This paper analyzes Im Chongkuk’s Ch’inil Munhangnon, published in 1966, as a key study of pro-Japanese collaboration. Written under Park Chunghee, it links literary collaboration to colonial systems, weighs its insight and moral limits, and shows its influence on later debates and activism.

Paper long abstract

This paper examines Im Chongkuk’s Ch’inil Munhangnon (Pro-Japanese Literature) as a foundational work in the post-liberation study of pro-Japanese collaboration in South Korea. Im first emerged as a literary critic and gradually became known for exposing the collaborative activities of major colonial-period writers. The publication of Ch’inil Munhangnon in the 1960s is historically significant, as it appeared under the authoritarian regime of Park Chunghee—a leader widely criticized for his own pro-Japanese background—when open discussion of collaboration was politically constrained. Rather than merely compiling lists of collaborators, Im situates collaboration within broader political and institutional frameworks by analyzing colonial policies, legal structures, and pro-Japanese organizations that developed alongside Japan’s assimilationist agenda in Korea.

» **EXTRACTED RECORDS**:
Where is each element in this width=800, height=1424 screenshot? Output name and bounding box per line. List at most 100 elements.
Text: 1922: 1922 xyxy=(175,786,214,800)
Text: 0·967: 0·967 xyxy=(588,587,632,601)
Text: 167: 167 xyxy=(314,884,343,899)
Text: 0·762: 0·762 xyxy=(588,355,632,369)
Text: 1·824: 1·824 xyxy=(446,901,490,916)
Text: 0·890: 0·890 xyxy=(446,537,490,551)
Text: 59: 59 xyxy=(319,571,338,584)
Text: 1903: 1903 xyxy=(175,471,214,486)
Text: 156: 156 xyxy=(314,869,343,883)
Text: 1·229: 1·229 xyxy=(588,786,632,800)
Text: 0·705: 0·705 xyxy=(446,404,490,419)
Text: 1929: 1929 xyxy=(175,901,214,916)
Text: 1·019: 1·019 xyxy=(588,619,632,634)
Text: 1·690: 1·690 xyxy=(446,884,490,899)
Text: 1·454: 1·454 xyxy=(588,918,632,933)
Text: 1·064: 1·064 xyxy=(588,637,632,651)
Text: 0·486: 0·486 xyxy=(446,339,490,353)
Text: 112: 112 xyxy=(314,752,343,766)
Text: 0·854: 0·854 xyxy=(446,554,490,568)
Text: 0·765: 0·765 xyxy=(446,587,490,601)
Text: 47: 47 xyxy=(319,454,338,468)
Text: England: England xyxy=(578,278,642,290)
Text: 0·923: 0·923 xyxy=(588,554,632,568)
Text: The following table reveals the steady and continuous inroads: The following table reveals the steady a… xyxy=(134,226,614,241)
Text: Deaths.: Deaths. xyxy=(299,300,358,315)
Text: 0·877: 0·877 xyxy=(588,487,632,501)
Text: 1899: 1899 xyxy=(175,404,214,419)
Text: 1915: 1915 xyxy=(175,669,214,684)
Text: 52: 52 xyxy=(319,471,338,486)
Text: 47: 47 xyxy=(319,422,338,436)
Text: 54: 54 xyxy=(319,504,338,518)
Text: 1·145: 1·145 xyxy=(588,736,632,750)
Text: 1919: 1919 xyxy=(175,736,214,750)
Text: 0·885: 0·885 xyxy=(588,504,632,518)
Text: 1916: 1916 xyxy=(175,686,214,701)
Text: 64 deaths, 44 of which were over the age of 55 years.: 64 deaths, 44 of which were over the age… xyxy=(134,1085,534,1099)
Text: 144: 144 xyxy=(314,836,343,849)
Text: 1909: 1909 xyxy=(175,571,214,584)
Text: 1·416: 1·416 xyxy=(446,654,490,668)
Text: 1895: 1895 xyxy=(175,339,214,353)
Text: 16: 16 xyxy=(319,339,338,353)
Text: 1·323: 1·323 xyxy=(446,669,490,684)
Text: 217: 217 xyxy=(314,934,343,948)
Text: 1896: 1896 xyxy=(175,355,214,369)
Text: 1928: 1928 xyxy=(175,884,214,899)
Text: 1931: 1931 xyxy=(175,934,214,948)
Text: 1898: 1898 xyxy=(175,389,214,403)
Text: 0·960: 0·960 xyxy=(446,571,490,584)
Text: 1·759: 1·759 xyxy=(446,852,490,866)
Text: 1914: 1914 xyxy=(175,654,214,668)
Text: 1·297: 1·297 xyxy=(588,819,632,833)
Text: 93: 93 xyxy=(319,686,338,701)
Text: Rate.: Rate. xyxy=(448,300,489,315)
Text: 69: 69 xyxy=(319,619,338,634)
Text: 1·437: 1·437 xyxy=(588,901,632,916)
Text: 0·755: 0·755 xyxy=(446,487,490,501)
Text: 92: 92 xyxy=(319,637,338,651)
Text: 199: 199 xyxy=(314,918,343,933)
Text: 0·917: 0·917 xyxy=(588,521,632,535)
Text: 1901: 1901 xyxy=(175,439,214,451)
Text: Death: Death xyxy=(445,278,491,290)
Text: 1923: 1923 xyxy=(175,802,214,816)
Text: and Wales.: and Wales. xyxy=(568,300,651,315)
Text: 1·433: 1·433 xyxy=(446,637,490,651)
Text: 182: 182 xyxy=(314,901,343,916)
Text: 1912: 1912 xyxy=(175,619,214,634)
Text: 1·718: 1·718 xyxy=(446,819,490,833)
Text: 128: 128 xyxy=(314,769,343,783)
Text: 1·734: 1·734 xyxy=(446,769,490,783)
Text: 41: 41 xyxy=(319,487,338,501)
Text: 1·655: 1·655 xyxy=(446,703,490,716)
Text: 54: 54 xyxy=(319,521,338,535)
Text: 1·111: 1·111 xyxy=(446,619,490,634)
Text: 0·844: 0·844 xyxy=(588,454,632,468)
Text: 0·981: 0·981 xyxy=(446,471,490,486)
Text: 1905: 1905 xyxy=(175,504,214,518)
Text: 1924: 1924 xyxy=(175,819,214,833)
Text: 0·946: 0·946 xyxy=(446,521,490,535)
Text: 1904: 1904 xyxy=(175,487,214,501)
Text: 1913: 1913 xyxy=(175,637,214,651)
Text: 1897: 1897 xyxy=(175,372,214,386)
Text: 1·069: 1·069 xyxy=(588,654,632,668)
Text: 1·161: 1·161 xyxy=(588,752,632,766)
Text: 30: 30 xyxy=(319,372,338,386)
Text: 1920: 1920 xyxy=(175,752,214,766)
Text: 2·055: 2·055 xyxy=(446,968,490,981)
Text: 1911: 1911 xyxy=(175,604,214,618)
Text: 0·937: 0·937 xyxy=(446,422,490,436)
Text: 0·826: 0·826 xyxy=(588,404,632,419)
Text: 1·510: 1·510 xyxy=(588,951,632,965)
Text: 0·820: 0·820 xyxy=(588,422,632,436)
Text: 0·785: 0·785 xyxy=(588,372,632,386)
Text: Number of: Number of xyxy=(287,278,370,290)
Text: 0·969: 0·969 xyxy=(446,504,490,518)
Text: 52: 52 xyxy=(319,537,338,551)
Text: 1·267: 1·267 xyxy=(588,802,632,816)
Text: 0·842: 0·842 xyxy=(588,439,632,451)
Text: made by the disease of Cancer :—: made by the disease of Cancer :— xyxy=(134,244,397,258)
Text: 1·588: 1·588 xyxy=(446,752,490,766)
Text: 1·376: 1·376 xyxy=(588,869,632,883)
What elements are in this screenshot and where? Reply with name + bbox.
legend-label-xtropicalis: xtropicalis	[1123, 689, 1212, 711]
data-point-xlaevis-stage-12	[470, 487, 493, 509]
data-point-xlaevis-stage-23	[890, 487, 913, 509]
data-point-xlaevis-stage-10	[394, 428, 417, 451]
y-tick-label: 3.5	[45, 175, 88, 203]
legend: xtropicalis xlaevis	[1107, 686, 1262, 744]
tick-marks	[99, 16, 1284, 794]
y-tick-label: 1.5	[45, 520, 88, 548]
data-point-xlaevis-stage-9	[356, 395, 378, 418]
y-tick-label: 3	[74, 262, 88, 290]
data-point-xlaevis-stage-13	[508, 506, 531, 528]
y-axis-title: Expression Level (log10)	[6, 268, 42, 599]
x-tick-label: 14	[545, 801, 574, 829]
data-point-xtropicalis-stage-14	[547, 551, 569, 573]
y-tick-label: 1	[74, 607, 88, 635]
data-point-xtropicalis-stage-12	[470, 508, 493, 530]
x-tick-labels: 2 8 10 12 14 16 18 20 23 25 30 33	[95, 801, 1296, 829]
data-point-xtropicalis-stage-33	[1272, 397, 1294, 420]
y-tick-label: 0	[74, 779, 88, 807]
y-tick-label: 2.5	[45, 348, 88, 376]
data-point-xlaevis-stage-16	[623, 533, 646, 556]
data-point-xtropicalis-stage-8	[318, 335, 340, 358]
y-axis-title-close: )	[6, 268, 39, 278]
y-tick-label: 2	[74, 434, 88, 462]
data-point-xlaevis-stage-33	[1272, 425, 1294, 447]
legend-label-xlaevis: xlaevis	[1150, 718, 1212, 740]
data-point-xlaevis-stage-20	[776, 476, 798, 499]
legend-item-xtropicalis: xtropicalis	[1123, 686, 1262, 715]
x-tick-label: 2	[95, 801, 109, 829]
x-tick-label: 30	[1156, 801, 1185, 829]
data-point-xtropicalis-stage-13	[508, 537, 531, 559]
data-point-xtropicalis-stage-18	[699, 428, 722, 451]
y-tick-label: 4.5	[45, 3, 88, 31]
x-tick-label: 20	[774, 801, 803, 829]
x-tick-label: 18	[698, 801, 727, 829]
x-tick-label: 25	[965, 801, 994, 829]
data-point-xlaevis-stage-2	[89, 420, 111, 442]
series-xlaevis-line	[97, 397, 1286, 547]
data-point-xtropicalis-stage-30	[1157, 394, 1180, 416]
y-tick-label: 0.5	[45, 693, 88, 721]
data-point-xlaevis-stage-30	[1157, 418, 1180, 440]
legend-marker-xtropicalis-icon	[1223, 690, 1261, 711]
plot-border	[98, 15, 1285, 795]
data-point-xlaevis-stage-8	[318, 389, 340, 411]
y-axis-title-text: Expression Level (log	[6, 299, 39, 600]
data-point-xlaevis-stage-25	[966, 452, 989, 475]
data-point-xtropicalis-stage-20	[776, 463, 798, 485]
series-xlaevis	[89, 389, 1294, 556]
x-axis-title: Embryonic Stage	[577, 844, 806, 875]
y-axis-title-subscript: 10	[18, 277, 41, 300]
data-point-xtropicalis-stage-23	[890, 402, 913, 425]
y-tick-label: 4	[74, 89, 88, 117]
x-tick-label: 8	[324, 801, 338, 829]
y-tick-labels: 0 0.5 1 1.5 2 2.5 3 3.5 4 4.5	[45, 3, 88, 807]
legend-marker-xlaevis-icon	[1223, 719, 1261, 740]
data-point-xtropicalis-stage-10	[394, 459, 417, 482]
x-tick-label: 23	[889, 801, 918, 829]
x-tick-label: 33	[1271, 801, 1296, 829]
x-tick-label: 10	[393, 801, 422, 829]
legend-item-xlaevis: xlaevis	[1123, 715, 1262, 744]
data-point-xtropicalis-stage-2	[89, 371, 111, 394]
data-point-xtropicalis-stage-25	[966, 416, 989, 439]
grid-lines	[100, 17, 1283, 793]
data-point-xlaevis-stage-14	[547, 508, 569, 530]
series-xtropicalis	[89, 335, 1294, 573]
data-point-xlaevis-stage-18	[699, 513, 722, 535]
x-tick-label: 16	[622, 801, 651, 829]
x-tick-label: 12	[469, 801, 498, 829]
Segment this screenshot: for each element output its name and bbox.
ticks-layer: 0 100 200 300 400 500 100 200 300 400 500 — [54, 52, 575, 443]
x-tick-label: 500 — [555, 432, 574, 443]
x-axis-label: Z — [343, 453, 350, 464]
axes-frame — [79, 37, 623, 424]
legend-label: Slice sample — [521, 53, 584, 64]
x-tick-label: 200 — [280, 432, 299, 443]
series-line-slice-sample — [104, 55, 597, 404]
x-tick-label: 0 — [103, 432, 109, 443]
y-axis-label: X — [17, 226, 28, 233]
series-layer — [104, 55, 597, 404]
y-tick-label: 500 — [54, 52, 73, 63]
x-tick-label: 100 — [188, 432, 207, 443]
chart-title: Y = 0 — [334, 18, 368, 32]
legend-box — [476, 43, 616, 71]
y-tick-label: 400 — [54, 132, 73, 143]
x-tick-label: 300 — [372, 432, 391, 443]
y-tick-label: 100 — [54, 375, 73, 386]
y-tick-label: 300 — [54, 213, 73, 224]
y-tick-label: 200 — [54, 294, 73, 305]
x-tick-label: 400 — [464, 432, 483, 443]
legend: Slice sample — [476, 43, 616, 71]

» **TASK INSTRUCTIONS**:
• a. The abstract on Im Chongkuk's Ch'inil Munhangnon names the things Im analyzes to place collaboration within broader frameworks. List all of them.
• b. Extend the abstract on Im Chongkuk's Ch'inil Munhangnon, starting after its final sentence.

» **TASK RESULTS**:
• a. colonial policies, legal structures, pro-Japanese organizations

• b.
This paper evaluates the scholarly significance and limitations of Im’s work through comparison with earlier studies from the 1940s, focusing on what changed, what remained consistent, and what continues to pose theoretical problems in the discourse on collaboration. While Im’s research was innovative in its scope and documentation, it also adopts a strongly moralistic framework. He sharply condemns collaborators as betrayers of the nation and assumes that Koreans could and should have maintained a fixed national identity under colonial rule. Such moral absolutism risks obscuring the fluid, coercive, and complex conditions under which colonial subjects negotiated identity and survival. Although Im’s approach presents clear limitations, his work offers crucial insight into grassroots intellectual movements surrounding pro-Japanese collaboration and helps trace how these early debates shaped the resurgence of public activism and historical reckoning in the 1990s and early 2000s.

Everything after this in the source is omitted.